● **Exercise description**: Each entry has to be copied exactly, with nothing missed.

(Items from a data source)
━━━━━━━━━━━━━━━━

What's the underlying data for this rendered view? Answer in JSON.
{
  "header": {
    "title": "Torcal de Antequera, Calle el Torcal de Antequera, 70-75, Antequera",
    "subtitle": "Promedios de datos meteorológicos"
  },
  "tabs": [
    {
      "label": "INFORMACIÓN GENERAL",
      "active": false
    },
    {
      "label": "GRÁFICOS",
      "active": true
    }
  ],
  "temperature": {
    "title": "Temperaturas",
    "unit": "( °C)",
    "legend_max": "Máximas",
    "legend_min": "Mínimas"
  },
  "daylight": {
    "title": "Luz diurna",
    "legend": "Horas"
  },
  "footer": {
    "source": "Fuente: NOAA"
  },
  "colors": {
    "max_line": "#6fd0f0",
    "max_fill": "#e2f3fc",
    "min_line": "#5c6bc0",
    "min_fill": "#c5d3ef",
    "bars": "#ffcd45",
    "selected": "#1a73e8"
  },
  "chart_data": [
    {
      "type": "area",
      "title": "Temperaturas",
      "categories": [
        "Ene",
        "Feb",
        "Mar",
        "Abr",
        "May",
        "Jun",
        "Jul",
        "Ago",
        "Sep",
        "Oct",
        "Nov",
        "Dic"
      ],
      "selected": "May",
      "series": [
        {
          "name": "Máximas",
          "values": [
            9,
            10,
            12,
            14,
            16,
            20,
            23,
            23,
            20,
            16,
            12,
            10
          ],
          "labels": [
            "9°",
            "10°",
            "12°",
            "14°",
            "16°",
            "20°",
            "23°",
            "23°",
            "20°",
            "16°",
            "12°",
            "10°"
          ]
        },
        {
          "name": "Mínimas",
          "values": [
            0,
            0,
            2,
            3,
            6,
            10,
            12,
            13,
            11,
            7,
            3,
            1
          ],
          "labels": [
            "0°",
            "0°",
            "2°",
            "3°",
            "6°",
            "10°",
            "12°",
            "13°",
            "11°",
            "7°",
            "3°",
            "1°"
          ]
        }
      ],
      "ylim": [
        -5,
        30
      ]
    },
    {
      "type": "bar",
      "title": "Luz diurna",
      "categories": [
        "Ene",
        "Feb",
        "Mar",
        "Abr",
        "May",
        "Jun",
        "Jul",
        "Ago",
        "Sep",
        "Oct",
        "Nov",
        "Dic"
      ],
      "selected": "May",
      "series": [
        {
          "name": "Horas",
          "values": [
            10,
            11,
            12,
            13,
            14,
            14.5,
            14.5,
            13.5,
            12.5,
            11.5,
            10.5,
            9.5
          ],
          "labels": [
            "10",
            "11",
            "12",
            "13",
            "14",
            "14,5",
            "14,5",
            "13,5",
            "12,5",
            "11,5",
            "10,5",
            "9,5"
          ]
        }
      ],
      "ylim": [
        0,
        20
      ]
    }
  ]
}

━━━━━━━━━━━━━━━━

● **Expected answer**:
What's the underlying data for this rendered view? Answer in JSON.
{
  "header": {
    "title": "Torcal de Antequera, Calle el Torcal de Antequera, 70-75, Antequera",
    "subtitle": "Promedios de datos meteorológicos"
  },
  "tabs": [
    {
      "label": "INFORMACIÓN GENERAL",
      "active": false
    },
    {
      "label": "GRÁFICOS",
      "active": true
    }
  ],
  "temperature": {
    "title": "Temperaturas",
    "unit": "( °C)",
    "legend_max": "Máximas",
    "legend_min": "Mínimas"
  },
  "daylight": {
    "title": "Luz diurna",
    "legend": "Horas"
  },
  "footer": {
    "source": "Fuente: NOAA"
  },
  "colors": {
    "max_line": "#6fd0f0",
    "max_fill": "#e2f3fc",
    "min_line": "#5c6bc0",
    "min_fill": "#c5d3ef",
    "bars": "#ffcd45",
    "selected": "#1a73e8"
  },
  "chart_data": [
    {
      "type": "area",
      "title": "Temperaturas",
      "categories": [
        "Ene",
        "Feb",
        "Mar",
        "Abr",
        "May",
        "Jun",
        "Jul",
        "Ago",
        "Sep",
        "Oct",
        "Nov",
        "Dic"
      ],
      "selected": "May",
      "series": [
        {
          "name": "Máximas",
          "values": [
            9,
            10,
            12,
            14,
            16,
            20,
            23,
            23,
            20,
            16,
            12,
            10
          ],
          "labels": [
            "9°",
            "10°",
            "12°",
            "14°",
            "16°",
            "20°",
            "23°",
            "23°",
            "20°",
            "16°",
            "12°",
            "10°"
          ]
        },
        {
          "name": "Mínimas",
          "values": [
            0,
            0,
            2,
            3,
            6,
            10,
            12,
            13,
            11,
            7,
            3,
            1
          ],
          "labels": [
            "0°",
            "0°",
            "2°",
            "3°",
            "6°",
            "10°",
            "12°",
            "13°",
            "11°",
            "7°",
            "3°",
            "1°"
          ]
        }
      ],
      "ylim": [
        -5,
        30
      ]
    },
    {
      "type": "bar",
      "title": "Luz diurna",
      "categories": [
        "Ene",
        "Feb",
        "Mar",
        "Abr",
        "May",
        "Jun",
        "Jul",
        "Ago",
        "Sep",
        "Oct",
        "Nov",
        "Dic"
      ],
      "selected": "May",
      "series": [
        {
          "name": "Horas",
          "values": [
            10,
            11,
            12,
            13,
            14,
            14.5,
            14.5,
            13.5,
            12.5,
            11.5,
            10.5,
            9.5
          ],
          "labels": [
            "10",
            "11",
            "12",
            "13",
            "14",
            "14,5",
            "14,5",
            "13,5",
            "12,5",
            "11,5",
            "10,5",
            "9,5"
          ]
        }
      ],
      "ylim": [
        0,
        20
      ]
    }
  ]
}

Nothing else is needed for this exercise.